Dataset start
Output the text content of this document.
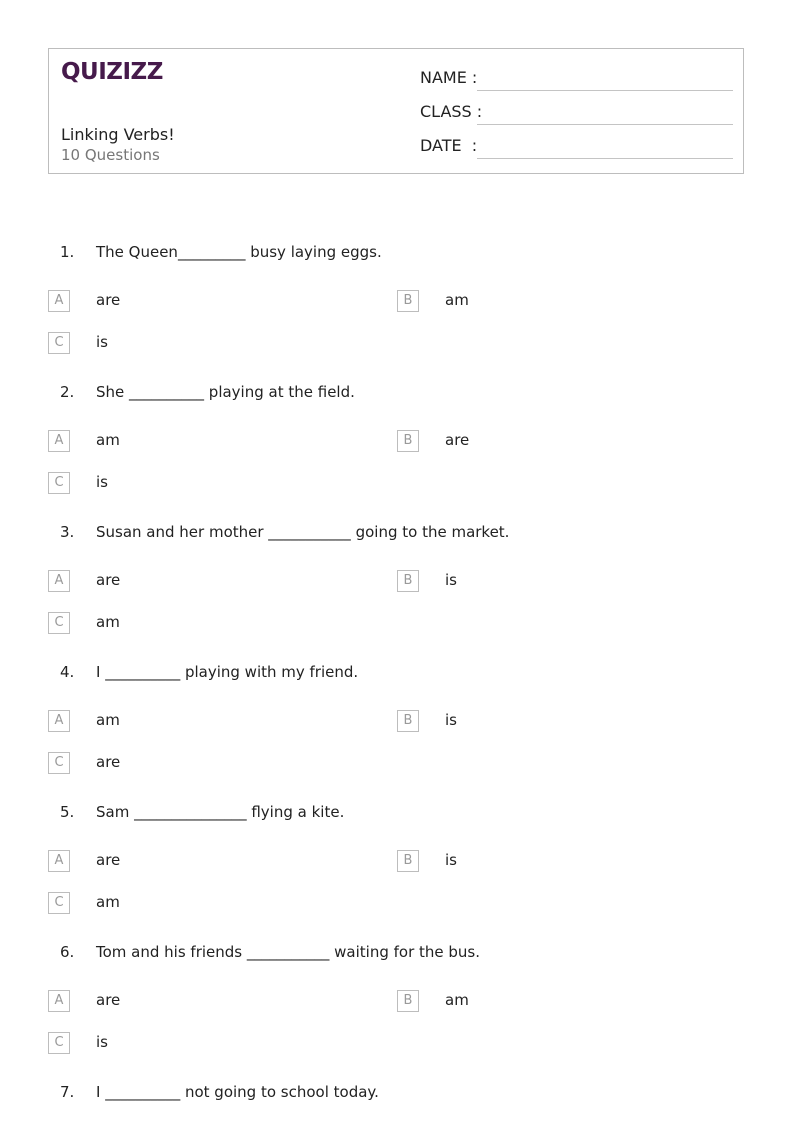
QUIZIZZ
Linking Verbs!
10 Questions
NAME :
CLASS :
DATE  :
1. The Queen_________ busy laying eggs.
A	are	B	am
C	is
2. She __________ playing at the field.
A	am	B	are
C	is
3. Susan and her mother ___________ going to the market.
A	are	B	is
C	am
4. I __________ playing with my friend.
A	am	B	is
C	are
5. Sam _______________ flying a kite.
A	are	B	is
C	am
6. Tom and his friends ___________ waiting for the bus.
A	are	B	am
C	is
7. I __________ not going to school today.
Dataset end
Task to complete
Quote the entries in full. Any image among them is to be omitted from the copy.

Reply to the exercise
Output the text content of this document.
QUIZIZZ
Linking Verbs!
10 Questions
NAME :
CLASS :
DATE  :
1. The Queen_________ busy laying eggs.
A	are	B	am
C	is
2. She __________ playing at the field.
A	am	B	are
C	is
3. Susan and her mother ___________ going to the market.
A	are	B	is
C	am
4. I __________ playing with my friend.
A	am	B	is
C	are
5. Sam _______________ flying a kite.
A	are	B	is
C	am
6. Tom and his friends ___________ waiting for the bus.
A	are	B	am
C	is
7. I __________ not going to school today.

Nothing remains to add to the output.